* Challenge
Give the number of lines that hold the string "ثانیه". Nothing else is needed.

* Provided data
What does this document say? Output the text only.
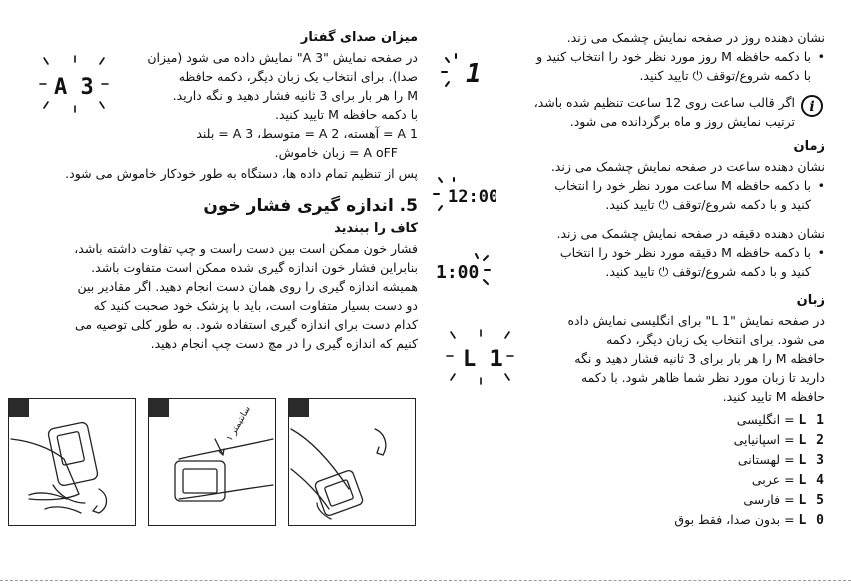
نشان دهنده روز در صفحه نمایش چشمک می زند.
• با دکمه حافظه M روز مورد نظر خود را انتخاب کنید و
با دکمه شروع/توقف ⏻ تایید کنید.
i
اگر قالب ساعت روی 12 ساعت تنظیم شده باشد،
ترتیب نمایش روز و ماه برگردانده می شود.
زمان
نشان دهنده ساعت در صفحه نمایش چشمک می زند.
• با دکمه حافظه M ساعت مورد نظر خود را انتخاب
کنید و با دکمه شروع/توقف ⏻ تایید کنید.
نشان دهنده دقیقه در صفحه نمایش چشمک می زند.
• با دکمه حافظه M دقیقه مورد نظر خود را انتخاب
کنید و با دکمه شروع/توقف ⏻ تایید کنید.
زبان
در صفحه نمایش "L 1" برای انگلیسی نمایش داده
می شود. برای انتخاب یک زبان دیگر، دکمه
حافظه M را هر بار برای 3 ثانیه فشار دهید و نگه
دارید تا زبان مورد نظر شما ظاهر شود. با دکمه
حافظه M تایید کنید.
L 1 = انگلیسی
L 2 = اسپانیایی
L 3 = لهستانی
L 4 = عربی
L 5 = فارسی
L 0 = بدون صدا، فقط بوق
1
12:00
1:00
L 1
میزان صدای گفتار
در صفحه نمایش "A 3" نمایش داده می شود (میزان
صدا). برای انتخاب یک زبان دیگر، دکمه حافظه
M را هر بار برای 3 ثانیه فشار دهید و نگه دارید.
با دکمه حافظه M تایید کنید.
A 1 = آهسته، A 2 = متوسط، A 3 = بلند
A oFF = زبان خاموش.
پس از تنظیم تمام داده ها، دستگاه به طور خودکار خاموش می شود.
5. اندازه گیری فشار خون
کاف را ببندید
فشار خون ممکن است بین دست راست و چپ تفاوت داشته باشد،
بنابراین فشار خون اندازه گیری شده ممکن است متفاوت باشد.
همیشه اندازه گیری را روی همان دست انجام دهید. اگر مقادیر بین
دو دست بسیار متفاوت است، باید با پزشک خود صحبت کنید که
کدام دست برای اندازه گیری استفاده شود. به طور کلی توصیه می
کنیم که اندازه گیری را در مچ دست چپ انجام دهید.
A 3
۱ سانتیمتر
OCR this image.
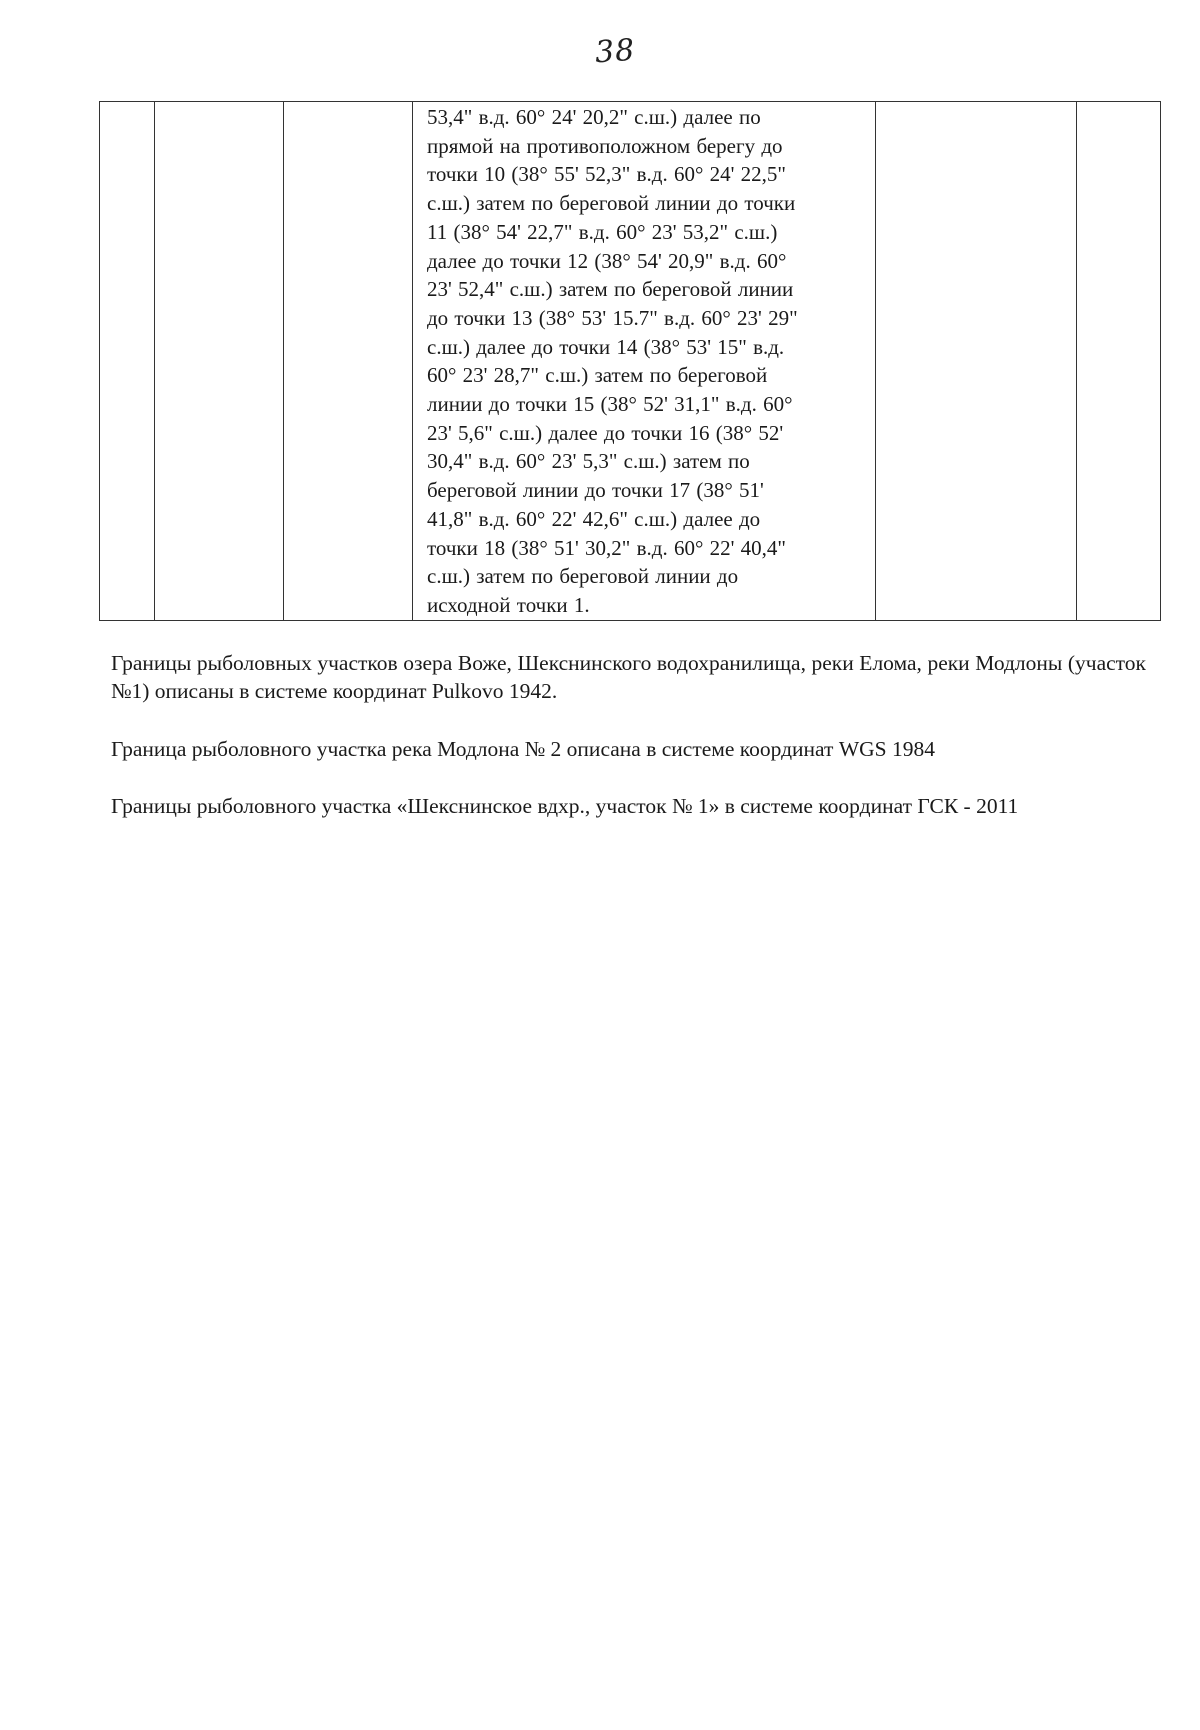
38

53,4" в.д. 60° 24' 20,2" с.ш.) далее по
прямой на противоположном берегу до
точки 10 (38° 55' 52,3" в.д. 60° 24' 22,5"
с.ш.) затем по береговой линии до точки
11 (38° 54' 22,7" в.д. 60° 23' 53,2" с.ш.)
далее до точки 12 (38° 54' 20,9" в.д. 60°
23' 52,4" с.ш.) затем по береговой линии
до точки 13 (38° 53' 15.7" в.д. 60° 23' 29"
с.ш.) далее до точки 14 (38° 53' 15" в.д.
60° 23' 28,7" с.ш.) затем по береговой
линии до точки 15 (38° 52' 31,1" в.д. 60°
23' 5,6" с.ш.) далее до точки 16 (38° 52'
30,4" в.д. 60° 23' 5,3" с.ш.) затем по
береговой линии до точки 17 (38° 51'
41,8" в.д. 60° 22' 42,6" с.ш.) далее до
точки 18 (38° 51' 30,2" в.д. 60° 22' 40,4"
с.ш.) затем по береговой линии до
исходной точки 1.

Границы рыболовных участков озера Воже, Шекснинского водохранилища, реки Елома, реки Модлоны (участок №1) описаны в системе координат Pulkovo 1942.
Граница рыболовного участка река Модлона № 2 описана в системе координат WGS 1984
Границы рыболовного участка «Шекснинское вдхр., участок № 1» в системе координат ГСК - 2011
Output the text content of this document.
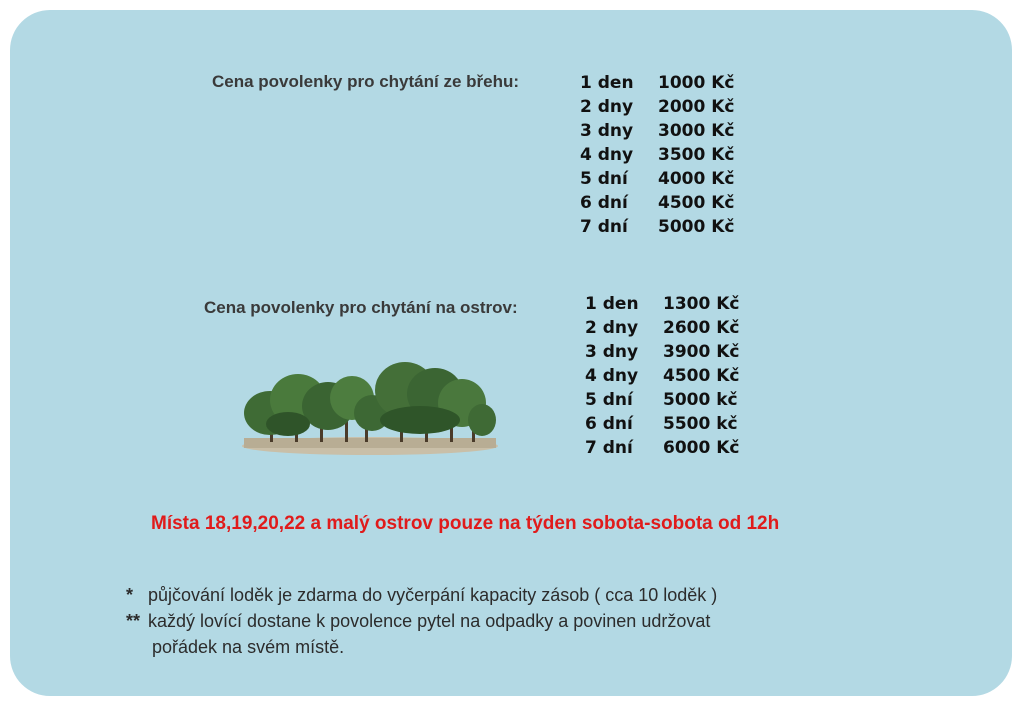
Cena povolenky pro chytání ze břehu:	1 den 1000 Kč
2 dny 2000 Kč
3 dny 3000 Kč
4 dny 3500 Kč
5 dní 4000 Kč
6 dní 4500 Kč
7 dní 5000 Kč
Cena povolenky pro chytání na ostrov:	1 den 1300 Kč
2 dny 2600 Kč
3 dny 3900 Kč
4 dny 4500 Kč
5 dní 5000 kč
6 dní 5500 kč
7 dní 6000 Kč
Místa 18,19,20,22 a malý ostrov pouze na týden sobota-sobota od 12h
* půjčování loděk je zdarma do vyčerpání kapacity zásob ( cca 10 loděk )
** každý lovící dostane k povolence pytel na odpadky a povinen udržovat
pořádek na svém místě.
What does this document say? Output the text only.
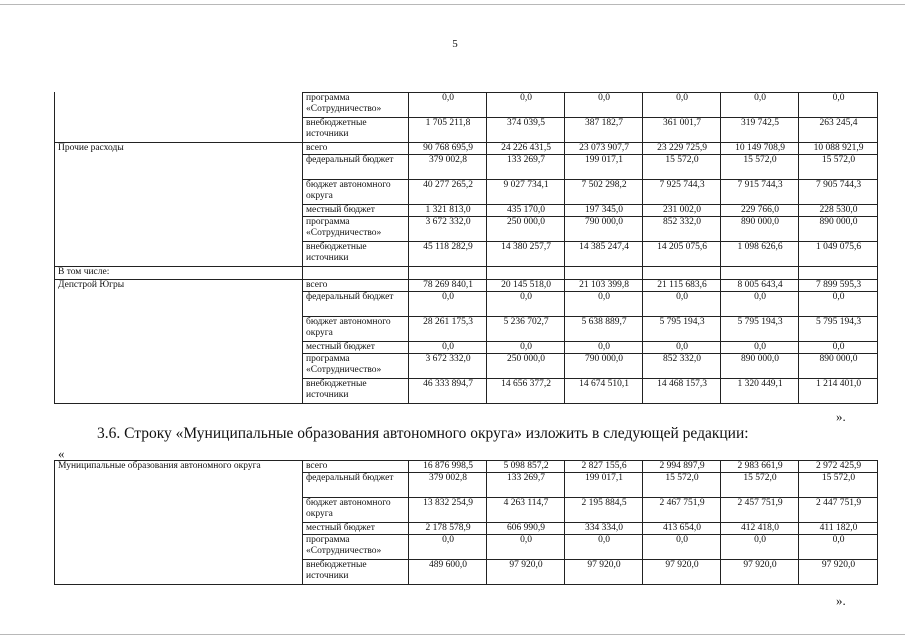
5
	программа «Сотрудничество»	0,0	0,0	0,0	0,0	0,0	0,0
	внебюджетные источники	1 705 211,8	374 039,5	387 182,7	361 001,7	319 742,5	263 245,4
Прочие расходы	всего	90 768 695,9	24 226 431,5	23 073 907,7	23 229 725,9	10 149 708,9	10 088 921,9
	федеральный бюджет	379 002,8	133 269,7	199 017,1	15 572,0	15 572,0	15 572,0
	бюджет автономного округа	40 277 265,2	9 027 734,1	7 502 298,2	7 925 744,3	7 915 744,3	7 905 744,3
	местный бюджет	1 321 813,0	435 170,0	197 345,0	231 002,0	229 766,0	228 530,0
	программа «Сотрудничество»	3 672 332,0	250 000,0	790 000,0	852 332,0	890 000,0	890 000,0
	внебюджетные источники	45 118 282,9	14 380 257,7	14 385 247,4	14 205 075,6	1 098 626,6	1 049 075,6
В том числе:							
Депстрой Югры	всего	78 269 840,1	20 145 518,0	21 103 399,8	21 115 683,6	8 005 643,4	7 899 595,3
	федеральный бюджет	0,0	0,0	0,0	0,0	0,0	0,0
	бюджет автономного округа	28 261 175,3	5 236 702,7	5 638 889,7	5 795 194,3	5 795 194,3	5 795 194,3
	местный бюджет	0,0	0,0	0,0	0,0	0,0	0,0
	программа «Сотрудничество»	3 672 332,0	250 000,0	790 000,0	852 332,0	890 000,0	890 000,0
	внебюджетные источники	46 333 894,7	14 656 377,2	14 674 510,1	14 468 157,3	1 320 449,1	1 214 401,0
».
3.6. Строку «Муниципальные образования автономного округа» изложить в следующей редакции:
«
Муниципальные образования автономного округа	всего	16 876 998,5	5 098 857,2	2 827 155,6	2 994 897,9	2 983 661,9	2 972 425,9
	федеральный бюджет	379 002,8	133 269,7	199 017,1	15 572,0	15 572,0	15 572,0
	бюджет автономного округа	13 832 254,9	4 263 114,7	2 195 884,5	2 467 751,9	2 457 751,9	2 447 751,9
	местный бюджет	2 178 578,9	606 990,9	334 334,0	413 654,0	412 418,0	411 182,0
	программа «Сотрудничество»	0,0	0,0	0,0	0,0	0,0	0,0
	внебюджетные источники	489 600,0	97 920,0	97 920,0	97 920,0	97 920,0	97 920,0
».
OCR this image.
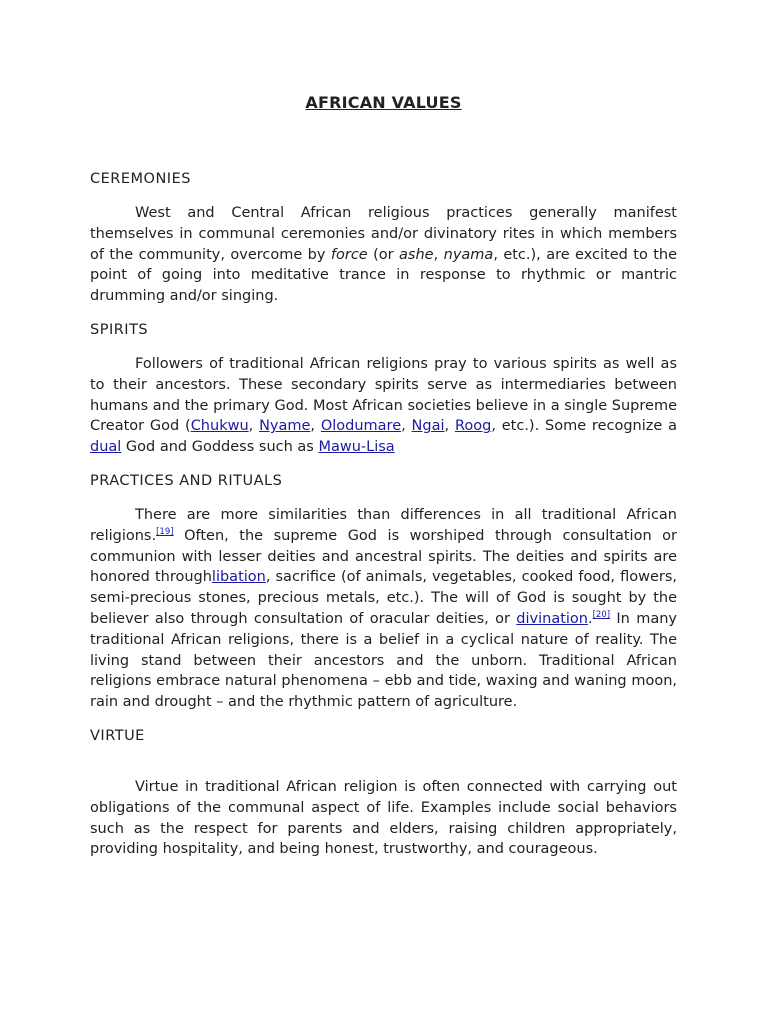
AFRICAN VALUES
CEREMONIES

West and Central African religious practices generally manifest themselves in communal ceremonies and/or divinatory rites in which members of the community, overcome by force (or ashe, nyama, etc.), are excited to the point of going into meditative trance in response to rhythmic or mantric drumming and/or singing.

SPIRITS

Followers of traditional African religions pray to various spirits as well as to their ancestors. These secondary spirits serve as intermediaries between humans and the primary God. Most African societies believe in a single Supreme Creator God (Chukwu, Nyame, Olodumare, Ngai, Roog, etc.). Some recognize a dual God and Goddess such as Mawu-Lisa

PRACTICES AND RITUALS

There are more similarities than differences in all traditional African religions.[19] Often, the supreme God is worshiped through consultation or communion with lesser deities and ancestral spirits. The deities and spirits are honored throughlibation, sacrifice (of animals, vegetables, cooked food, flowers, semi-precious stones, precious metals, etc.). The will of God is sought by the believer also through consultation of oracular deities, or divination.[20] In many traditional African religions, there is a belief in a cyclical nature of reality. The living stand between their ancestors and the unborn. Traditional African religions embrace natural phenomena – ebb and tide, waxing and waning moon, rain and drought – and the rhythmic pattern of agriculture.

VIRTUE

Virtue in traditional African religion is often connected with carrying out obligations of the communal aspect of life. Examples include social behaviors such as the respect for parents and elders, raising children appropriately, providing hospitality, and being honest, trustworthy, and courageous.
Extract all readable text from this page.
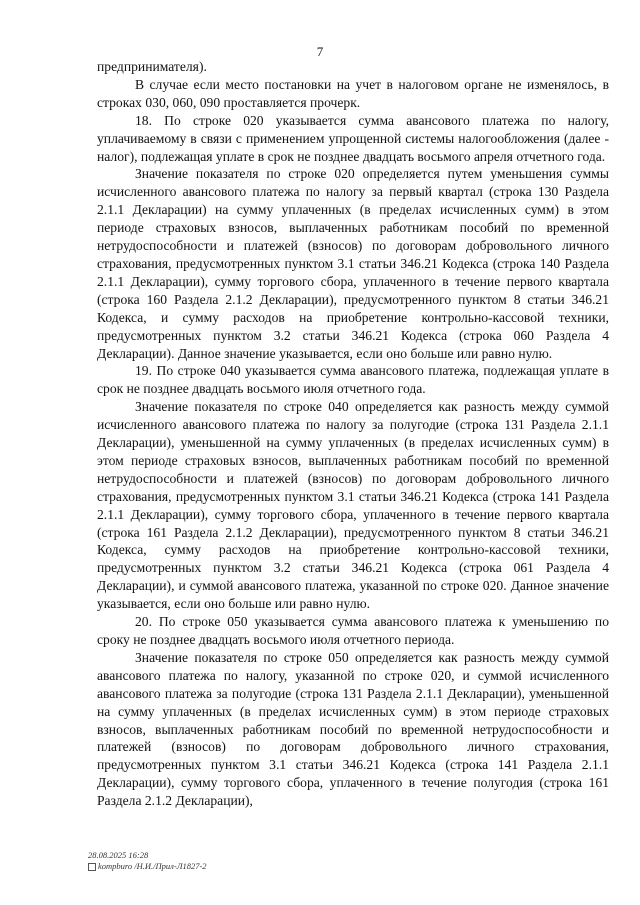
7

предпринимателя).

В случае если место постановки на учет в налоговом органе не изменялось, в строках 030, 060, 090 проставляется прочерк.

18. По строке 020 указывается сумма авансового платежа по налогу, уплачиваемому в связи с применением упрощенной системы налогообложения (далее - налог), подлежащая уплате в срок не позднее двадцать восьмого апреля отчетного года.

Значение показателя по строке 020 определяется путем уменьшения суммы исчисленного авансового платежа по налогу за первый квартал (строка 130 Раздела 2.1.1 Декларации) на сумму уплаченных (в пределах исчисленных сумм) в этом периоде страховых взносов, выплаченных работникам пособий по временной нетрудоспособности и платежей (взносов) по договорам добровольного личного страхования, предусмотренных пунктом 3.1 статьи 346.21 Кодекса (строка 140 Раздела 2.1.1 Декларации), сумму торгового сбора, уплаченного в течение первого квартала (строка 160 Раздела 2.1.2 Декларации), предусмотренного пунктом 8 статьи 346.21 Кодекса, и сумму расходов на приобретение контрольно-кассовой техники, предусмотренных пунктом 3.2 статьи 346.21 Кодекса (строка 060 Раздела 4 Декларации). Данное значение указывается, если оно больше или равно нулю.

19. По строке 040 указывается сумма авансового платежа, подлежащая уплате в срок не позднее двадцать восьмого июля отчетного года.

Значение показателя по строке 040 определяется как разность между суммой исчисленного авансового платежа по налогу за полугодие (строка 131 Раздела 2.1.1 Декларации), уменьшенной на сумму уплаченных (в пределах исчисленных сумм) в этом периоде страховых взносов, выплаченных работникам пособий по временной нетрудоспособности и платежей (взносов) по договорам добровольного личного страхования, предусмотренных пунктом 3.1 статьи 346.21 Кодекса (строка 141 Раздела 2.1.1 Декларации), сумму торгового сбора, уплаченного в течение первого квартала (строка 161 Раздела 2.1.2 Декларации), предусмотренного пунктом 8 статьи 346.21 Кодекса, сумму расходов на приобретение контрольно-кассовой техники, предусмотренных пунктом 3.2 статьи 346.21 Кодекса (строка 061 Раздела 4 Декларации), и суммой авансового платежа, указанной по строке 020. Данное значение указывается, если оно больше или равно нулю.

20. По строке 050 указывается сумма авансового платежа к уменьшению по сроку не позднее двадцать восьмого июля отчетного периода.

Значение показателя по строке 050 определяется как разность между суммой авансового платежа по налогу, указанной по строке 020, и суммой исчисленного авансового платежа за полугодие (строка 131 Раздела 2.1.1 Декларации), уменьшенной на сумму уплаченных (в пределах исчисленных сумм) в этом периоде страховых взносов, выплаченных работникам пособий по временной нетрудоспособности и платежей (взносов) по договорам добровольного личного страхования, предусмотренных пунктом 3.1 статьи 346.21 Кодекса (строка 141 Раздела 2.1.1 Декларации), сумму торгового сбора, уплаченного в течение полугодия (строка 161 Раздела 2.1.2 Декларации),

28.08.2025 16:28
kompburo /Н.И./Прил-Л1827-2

* Solution to the problem
2